## ИСХОДНЫЙ ТЕКСТ
┏━━

Кроме Руо и, наверное, рисунков муки Христа Бюффе, я не видел современного религиозного искусства. Даже у Матисса.
Во всей этой толстой книге Польша не упоминается ни разу. (Впрочем, как и у Абеллио, я не встретил ни одного упоминания о Польше у Симоны Вейль.) Может быть, я потому сегодня не способен поддаться его пророческим «парáм», что я был из тех глупых поляков, которых убивали немцы, ссылали и тоже убивали большевики, а французы вели une drôle de guerre[206], а самые умные из них, как Абеллио или Дриё[207], строили планы мирового масштаба, готовые дьявола взять в союзники.
Как же я знал тот мир. Дриё в тридцатых годах обаятельный, внимательный, его друг Б., тогда фанатичный коммунист, Дриё в то время был далек от коммунизма, писал «Genève ou Moscou»[208], был женат на Сенкевичувне, думал о Европе, интересовался Центральной Европой, а значит, и Польшей, написал тогда прекрасное предисловие к книге моей сестры о Мицкевиче. В большой темной гостиной-кабинете с окнами на узкую улицу Saint-Louis-en-l'Île он читал мне максимально пацифистский текст, в котором обещал никогда больше не брать в руки винтовку, и при этом постоянно возвращался к тому, как обустроить Европу. Именно в тот период я однажды застал его сразу после возвращения из Рима. Он вдруг вспылил, что с него хватит этой жизни в гробу или на руинах, как в Риме, или в домах на острове Святого Людовика, которые все прогнили, им то и дело ставят новые подпорки, дома, которые давно пора снести, в этой Франции-мумии, с которой он хотел сорвать les bandelettes, тонкие повязки, которыми обматывали мумии сверху донизу (его метафора). Во Франции, которую он поносил и любил, и все задавался вопросом, «не развалится ли она, как труп» без этих повязок. Дриё, совсем молодым ходивший в штыковую атаку, сам трижды раненный между 1914 и 1918 годом, видел сотни умирающих, и смерть страны с тех пор стала его манией – всюду он искал движение, силу, всюду чуял смерть.
Я встретил его, когда на Запад дошли вести о том, что вышел декрет о коллективизации и о массовых депортациях крестьян. Он не скрывал своего восхищения – такое решение, такой напор столько лет спустя после революции ему импонировали. В последний раз мы виделись после долгого перерыва в 1935 году у Даниэля Галеви. Хозяин спросил его: «Вы часто встречаетесь с немцами?» Дриё ответил уклончиво: «Они такие милые». В тот вечер мы друг друга провожали, он был равно обходителен и далек. Что могли для него значить проблемы Польши, страны, зажатой между такими странами динамики и мировых идеологий, как Германия и Россия. Кем мог быть для него поляк, мыслящий в категориях польского двора, причем наверняка обреченного на гибель, мысленно «подаренного» Германии. Потом пришла война, а уже в лагере в России – известие, что Дриё стал первейшим коллаборационистом. Многолетняя, такая пронзительная обида: «Никогда, никогда больше не хочу его видеть», – говорил я себе. Потом, в Италии, заметка о его самоубийстве, а затем подробности – о предсмертном одиночестве, о внутреннем отходе от немцев, полном в них разочаровании, о последнем периоде увлечения восточной метафизикой, об искушении и двух попытках самоубийства и последней, третьей, «удачной» попытке. Голод людей бессильных по силе и универсализму и замечательный ум, и отвращение, вплоть до тошноты, к мелким комбинаторам демократии, жонглирующим штампами. Эти люди предпочли Гитлера – у него была фантазия и последователи, готовые умереть, et qui étaient si gentils[209]. Сегодня, думая о Дриё, я не нахожу в себе той обиды. Это был человек совершенно бескорыстный, он всегда сам увлекался, рисковал и заблуждался. И в какой-то момент – поплатился.

┗━━

## ЗАДАНИЯ
A – В каком году и у кого, согласно тексту, произошла последняя встреча с Дриё?
B – Верните без изменений отрывок исходного текста, начиная с места со словами «Во всей этой» и заканчивая словами «взять в союзники.».

## ПРЕДОСТАВЛЕННЫЕ ДАННЫЕ
┏━━

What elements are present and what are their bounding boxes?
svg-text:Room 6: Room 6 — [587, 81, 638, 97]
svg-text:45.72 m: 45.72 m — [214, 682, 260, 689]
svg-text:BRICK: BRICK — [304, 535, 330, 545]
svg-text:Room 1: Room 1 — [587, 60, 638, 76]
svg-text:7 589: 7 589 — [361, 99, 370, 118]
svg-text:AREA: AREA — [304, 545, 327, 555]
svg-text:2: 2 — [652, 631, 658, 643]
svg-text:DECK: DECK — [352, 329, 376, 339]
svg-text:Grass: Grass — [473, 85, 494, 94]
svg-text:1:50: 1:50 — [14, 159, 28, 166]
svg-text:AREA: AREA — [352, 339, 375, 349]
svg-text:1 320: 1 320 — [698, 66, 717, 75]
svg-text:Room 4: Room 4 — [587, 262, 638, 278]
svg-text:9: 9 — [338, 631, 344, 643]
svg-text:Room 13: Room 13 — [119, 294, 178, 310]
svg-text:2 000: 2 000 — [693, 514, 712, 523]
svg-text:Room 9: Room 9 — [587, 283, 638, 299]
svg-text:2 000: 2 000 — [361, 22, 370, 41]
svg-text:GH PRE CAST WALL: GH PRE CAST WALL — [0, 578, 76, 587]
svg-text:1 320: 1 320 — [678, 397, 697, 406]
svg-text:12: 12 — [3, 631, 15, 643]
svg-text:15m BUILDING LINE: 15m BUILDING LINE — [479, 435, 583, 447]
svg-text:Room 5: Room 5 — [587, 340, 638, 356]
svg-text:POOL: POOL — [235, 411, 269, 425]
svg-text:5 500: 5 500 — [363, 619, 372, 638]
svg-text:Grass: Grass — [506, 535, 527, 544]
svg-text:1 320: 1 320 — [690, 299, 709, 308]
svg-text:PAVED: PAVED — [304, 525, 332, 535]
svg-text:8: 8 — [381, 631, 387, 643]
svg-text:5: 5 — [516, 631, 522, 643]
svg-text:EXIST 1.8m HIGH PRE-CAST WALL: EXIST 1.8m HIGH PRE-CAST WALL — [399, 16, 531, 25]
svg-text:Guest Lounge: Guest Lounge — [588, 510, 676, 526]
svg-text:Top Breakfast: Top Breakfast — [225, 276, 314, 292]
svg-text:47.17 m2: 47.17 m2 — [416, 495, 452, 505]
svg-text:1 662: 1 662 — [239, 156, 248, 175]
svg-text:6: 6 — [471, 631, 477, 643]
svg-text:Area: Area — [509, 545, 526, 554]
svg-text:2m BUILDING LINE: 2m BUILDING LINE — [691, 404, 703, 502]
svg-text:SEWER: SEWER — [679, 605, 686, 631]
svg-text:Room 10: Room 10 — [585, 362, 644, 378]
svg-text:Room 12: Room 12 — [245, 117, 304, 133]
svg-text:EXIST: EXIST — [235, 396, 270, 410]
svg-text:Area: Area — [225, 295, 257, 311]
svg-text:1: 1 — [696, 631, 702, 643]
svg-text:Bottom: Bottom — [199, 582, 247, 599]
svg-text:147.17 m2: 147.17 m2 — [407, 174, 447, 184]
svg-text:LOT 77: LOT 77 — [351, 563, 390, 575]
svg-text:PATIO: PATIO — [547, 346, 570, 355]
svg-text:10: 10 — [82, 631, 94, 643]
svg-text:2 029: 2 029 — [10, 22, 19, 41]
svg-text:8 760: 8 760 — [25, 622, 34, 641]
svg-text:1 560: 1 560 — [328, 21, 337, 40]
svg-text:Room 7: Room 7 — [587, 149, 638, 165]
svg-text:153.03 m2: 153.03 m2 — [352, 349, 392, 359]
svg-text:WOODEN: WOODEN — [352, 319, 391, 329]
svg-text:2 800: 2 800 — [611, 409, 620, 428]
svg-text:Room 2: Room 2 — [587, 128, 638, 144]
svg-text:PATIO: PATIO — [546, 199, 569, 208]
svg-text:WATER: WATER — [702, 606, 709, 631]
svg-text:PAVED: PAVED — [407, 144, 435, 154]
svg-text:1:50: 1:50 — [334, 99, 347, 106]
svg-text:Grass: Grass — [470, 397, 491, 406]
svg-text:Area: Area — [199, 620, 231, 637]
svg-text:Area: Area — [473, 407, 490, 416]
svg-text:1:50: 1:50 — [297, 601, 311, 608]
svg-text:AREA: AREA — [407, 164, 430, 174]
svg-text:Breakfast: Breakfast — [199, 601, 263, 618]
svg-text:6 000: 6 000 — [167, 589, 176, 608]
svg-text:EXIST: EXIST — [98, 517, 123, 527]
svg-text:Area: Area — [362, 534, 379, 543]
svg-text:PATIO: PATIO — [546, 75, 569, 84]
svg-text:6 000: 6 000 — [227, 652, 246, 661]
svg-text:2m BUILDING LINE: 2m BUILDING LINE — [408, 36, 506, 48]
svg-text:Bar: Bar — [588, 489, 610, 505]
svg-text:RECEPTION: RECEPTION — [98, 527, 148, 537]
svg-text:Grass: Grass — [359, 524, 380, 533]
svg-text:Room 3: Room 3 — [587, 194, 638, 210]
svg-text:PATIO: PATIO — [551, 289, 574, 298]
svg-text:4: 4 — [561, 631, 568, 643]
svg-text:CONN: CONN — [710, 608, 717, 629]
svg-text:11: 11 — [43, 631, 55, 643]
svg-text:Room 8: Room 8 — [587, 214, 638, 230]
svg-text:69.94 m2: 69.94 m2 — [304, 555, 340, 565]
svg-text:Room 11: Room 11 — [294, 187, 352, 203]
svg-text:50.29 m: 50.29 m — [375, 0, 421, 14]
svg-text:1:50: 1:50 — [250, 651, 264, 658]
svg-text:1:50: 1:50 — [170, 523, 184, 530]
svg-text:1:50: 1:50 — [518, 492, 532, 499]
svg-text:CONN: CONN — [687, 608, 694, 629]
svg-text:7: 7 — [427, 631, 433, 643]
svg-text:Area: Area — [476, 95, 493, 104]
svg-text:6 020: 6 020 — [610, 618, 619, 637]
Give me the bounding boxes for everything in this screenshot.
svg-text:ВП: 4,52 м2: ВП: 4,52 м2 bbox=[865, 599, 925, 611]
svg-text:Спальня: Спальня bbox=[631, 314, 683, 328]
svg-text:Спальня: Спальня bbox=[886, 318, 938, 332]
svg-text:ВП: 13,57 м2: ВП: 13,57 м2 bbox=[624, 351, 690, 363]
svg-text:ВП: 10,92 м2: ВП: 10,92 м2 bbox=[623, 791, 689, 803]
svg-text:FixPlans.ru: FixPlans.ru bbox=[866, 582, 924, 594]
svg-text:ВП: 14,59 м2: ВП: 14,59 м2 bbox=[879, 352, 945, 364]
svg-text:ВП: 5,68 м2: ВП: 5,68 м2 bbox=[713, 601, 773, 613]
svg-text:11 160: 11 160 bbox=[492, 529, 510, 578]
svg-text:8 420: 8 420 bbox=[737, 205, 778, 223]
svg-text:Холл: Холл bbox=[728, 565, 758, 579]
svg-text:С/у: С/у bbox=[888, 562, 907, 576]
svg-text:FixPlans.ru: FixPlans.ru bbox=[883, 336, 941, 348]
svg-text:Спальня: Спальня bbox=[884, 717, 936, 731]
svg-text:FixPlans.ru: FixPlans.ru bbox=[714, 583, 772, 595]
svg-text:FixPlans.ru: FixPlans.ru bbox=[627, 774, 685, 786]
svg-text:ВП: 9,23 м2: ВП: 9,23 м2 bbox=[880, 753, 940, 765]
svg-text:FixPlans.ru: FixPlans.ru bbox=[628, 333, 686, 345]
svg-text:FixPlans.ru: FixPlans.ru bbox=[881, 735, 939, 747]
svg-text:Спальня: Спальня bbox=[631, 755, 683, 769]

┗━━

## ОТВЕТЫ К ЗАДАНИЯМ
A – В 1935 году у Даниэля Галеви.

B –
Во всей этой толстой книге Польша не упоминается ни разу. (Впрочем, как и у Абеллио, я не встретил ни одного упоминания о Польше у Симоны Вейль.) Может быть, я потому сегодня не способен поддаться его пророческим «парáм», что я был из тех глупых поляков, которых убивали немцы, ссылали и тоже убивали большевики, а французы вели une drôle de guerre[206], а самые умные из них, как Абеллио или Дриё[207], строили планы мирового масштаба, готовые дьявола взять в союзники.